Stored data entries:
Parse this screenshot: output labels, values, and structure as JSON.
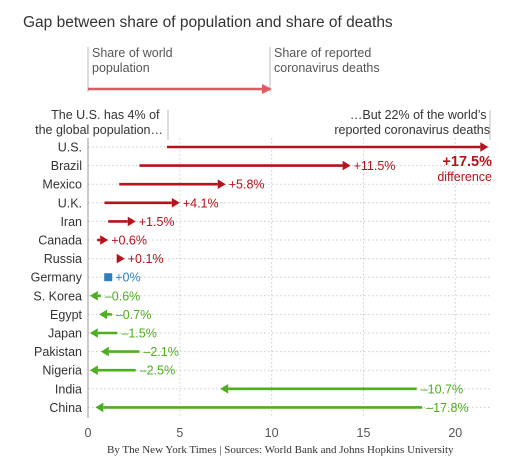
{
  "chart_data": {
    "type": "bar",
    "title": "Gap between share of population and share of deaths",
    "legend": {
      "population_label": [
        "Share of world",
        "population"
      ],
      "deaths_label": [
        "Share of reported",
        "coronavirus deaths"
      ]
    },
    "annotations": {
      "left": [
        "The U.S. has 4% of",
        "the global population…"
      ],
      "right": [
        "…But 22% of the world’s",
        "reported coronavirus deaths"
      ]
    },
    "highlight": {
      "value_label": "+17.5%",
      "sub_label": "difference"
    },
    "xlim": [
      0,
      22
    ],
    "xticks": [
      "0",
      "5",
      "10",
      "15",
      "20"
    ],
    "xtick_values": [
      0,
      5,
      10,
      15,
      20
    ],
    "rows": [
      {
        "country": "U.S.",
        "population": 4.3,
        "deaths": 21.8,
        "label": ""
      },
      {
        "country": "Brazil",
        "population": 2.8,
        "deaths": 14.3,
        "label": "+11.5%"
      },
      {
        "country": "Mexico",
        "population": 1.7,
        "deaths": 7.5,
        "label": "+5.8%"
      },
      {
        "country": "U.K.",
        "population": 0.9,
        "deaths": 5.0,
        "label": "+4.1%"
      },
      {
        "country": "Iran",
        "population": 1.1,
        "deaths": 2.6,
        "label": "+1.5%"
      },
      {
        "country": "Canada",
        "population": 0.5,
        "deaths": 1.1,
        "label": "+0.6%"
      },
      {
        "country": "Russia",
        "population": 1.9,
        "deaths": 2.0,
        "label": "+0.1%"
      },
      {
        "country": "Germany",
        "population": 1.1,
        "deaths": 1.1,
        "label": "+0%"
      },
      {
        "country": "S. Korea",
        "population": 0.7,
        "deaths": 0.1,
        "label": "–0.6%"
      },
      {
        "country": "Egypt",
        "population": 1.3,
        "deaths": 0.6,
        "label": "–0.7%"
      },
      {
        "country": "Japan",
        "population": 1.6,
        "deaths": 0.1,
        "label": "–1.5%"
      },
      {
        "country": "Pakistan",
        "population": 2.8,
        "deaths": 0.7,
        "label": "–2.1%"
      },
      {
        "country": "Nigeria",
        "population": 2.6,
        "deaths": 0.1,
        "label": "–2.5%"
      },
      {
        "country": "India",
        "population": 17.9,
        "deaths": 7.2,
        "label": "–10.7%"
      },
      {
        "country": "China",
        "population": 18.2,
        "deaths": 0.4,
        "label": "–17.8%"
      }
    ],
    "colors": {
      "increase": "#b5121b",
      "decrease": "#4daf1f",
      "neutral": "#2f7fbf",
      "legend_arrow": "#e05a62",
      "axis": "#999999",
      "grid": "#cccccc"
    }
  },
  "source_text": "By The New York Times | Sources: World Bank and Johns Hopkins University"
}
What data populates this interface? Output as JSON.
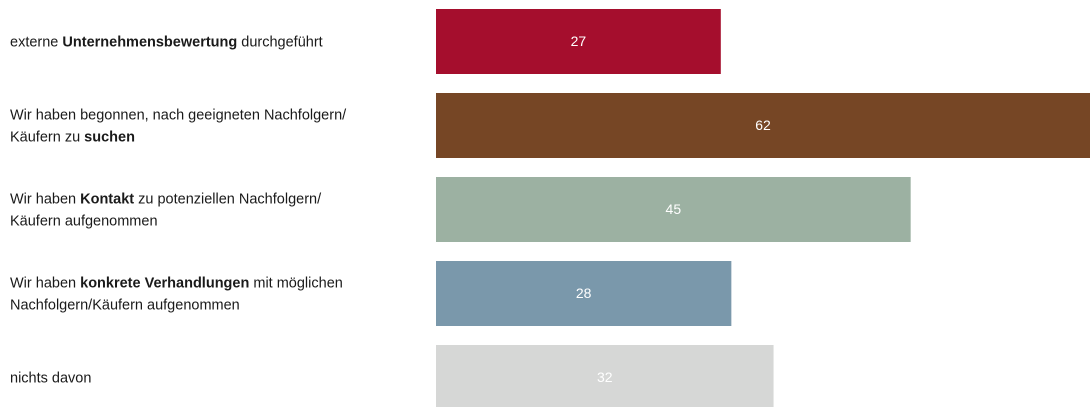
{
  "chart_data": {
    "type": "bar",
    "orientation": "horizontal",
    "title": "",
    "xlabel": "",
    "ylabel": "",
    "xlim": [
      0,
      62
    ],
    "grid": false,
    "legend": "none",
    "categories": [
      "externe Unternehmensbewertung durchgeführt",
      "Wir haben begonnen, nach geeigneten Nachfolgern/ Käufern zu suchen",
      "Wir haben Kontakt zu potenziellen Nachfolgern/ Käufern aufgenommen",
      "Wir haben konkrete Verhandlungen mit möglichen Nachfolgern/Käufern aufgenommen",
      "nichts davon"
    ],
    "category_label_lines": [
      [
        [
          {
            "text": "externe ",
            "bold": false
          },
          {
            "text": "Unternehmensbewertung",
            "bold": true
          },
          {
            "text": " durchgeführt",
            "bold": false
          }
        ]
      ],
      [
        [
          {
            "text": "Wir haben begonnen, nach geeigneten Nachfolgern/",
            "bold": false
          }
        ],
        [
          {
            "text": "Käufern zu ",
            "bold": false
          },
          {
            "text": "suchen",
            "bold": true
          }
        ]
      ],
      [
        [
          {
            "text": "Wir haben ",
            "bold": false
          },
          {
            "text": "Kontakt",
            "bold": true
          },
          {
            "text": " zu potenziellen Nachfolgern/",
            "bold": false
          }
        ],
        [
          {
            "text": "Käufern aufgenommen",
            "bold": false
          }
        ]
      ],
      [
        [
          {
            "text": "Wir haben ",
            "bold": false
          },
          {
            "text": "konkrete Verhandlungen",
            "bold": true
          },
          {
            "text": " mit möglichen",
            "bold": false
          }
        ],
        [
          {
            "text": "Nachfolgern/Käufern aufgenommen",
            "bold": false
          }
        ]
      ],
      [
        [
          {
            "text": "nichts davon",
            "bold": false
          }
        ]
      ]
    ],
    "values": [
      27,
      62,
      45,
      28,
      32
    ],
    "value_labels": [
      "27",
      "62",
      "45",
      "28",
      "32"
    ],
    "colors": [
      "#a50e2d",
      "#764625",
      "#9cb1a2",
      "#7a98ab",
      "#d6d7d6"
    ]
  }
}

- [EXERCISE PROMPT]:
Please retype the whole of the data precisely, omitting pictures.

- [EXPECTED ANSWER]:
Parse this screenshot: output labels, values, and structure as JSON.
{
  "chart_data": {
    "type": "bar",
    "title": "Gap between share of population and share of deaths",
    "legend": {
      "population_label": [
        "Share of world",
        "population"
      ],
      "deaths_label": [
        "Share of reported",
        "coronavirus deaths"
      ]
    },
    "annotations": {
      "left": [
        "The U.S. has 4% of",
        "the global population…"
      ],
      "right": [
        "…But 22% of the world’s",
        "reported coronavirus deaths"
      ]
    },
    "highlight": {
      "value_label": "+17.5%",
      "sub_label": "difference"
    },
    "xlim": [
      0,
      22
    ],
    "xticks": [
      "0",
      "5",
      "10",
      "15",
      "20"
    ],
    "xtick_values": [
      0,
      5,
      10,
      15,
      20
    ],
    "rows": [
      {
        "country": "U.S.",
        "population": 4.3,
        "deaths": 21.8,
        "label": ""
      },
      {
        "country": "Brazil",
        "population": 2.8,
        "deaths": 14.3,
        "label": "+11.5%"
      },
      {
        "country": "Mexico",
        "population": 1.7,
        "deaths": 7.5,
        "label": "+5.8%"
      },
      {
        "country": "U.K.",
        "population": 0.9,
        "deaths": 5.0,
        "label": "+4.1%"
      },
      {
        "country": "Iran",
        "population": 1.1,
        "deaths": 2.6,
        "label": "+1.5%"
      },
      {
        "country": "Canada",
        "population": 0.5,
        "deaths": 1.1,
        "label": "+0.6%"
      },
      {
        "country": "Russia",
        "population": 1.9,
        "deaths": 2.0,
        "label": "+0.1%"
      },
      {
        "country": "Germany",
        "population": 1.1,
        "deaths": 1.1,
        "label": "+0%"
      },
      {
        "country": "S. Korea",
        "population": 0.7,
        "deaths": 0.1,
        "label": "–0.6%"
      },
      {
        "country": "Egypt",
        "population": 1.3,
        "deaths": 0.6,
        "label": "–0.7%"
      },
      {
        "country": "Japan",
        "population": 1.6,
        "deaths": 0.1,
        "label": "–1.5%"
      },
      {
        "country": "Pakistan",
        "population": 2.8,
        "deaths": 0.7,
        "label": "–2.1%"
      },
      {
        "country": "Nigeria",
        "population": 2.6,
        "deaths": 0.1,
        "label": "–2.5%"
      },
      {
        "country": "India",
        "population": 17.9,
        "deaths": 7.2,
        "label": "–10.7%"
      },
      {
        "country": "China",
        "population": 18.2,
        "deaths": 0.4,
        "label": "–17.8%"
      }
    ],
    "colors": {
      "increase": "#b5121b",
      "decrease": "#4daf1f",
      "neutral": "#2f7fbf",
      "legend_arrow": "#e05a62",
      "axis": "#999999",
      "grid": "#cccccc"
    }
  },
  "source_text": "By The New York Times | Sources: World Bank and Johns Hopkins University"
}
What data populates this interface? Output as JSON.
{
  "chart_data": {
    "type": "bar",
    "orientation": "horizontal",
    "title": "",
    "xlabel": "",
    "ylabel": "",
    "xlim": [
      0,
      62
    ],
    "grid": false,
    "legend": "none",
    "categories": [
      "externe Unternehmensbewertung durchgeführt",
      "Wir haben begonnen, nach geeigneten Nachfolgern/ Käufern zu suchen",
      "Wir haben Kontakt zu potenziellen Nachfolgern/ Käufern aufgenommen",
      "Wir haben konkrete Verhandlungen mit möglichen Nachfolgern/Käufern aufgenommen",
      "nichts davon"
    ],
    "category_label_lines": [
      [
        [
          {
            "text": "externe ",
            "bold": false
          },
          {
            "text": "Unternehmensbewertung",
            "bold": true
          },
          {
            "text": " durchgeführt",
            "bold": false
          }
        ]
      ],
      [
        [
          {
            "text": "Wir haben begonnen, nach geeigneten Nachfolgern/",
            "bold": false
          }
        ],
        [
          {
            "text": "Käufern zu ",
            "bold": false
          },
          {
            "text": "suchen",
            "bold": true
          }
        ]
      ],
      [
        [
          {
            "text": "Wir haben ",
            "bold": false
          },
          {
            "text": "Kontakt",
            "bold": true
          },
          {
            "text": " zu potenziellen Nachfolgern/",
            "bold": false
          }
        ],
        [
          {
            "text": "Käufern aufgenommen",
            "bold": false
          }
        ]
      ],
      [
        [
          {
            "text": "Wir haben ",
            "bold": false
          },
          {
            "text": "konkrete Verhandlungen",
            "bold": true
          },
          {
            "text": " mit möglichen",
            "bold": false
          }
        ],
        [
          {
            "text": "Nachfolgern/Käufern aufgenommen",
            "bold": false
          }
        ]
      ],
      [
        [
          {
            "text": "nichts davon",
            "bold": false
          }
        ]
      ]
    ],
    "values": [
      27,
      62,
      45,
      28,
      32
    ],
    "value_labels": [
      "27",
      "62",
      "45",
      "28",
      "32"
    ],
    "colors": [
      "#a50e2d",
      "#764625",
      "#9cb1a2",
      "#7a98ab",
      "#d6d7d6"
    ]
  }
}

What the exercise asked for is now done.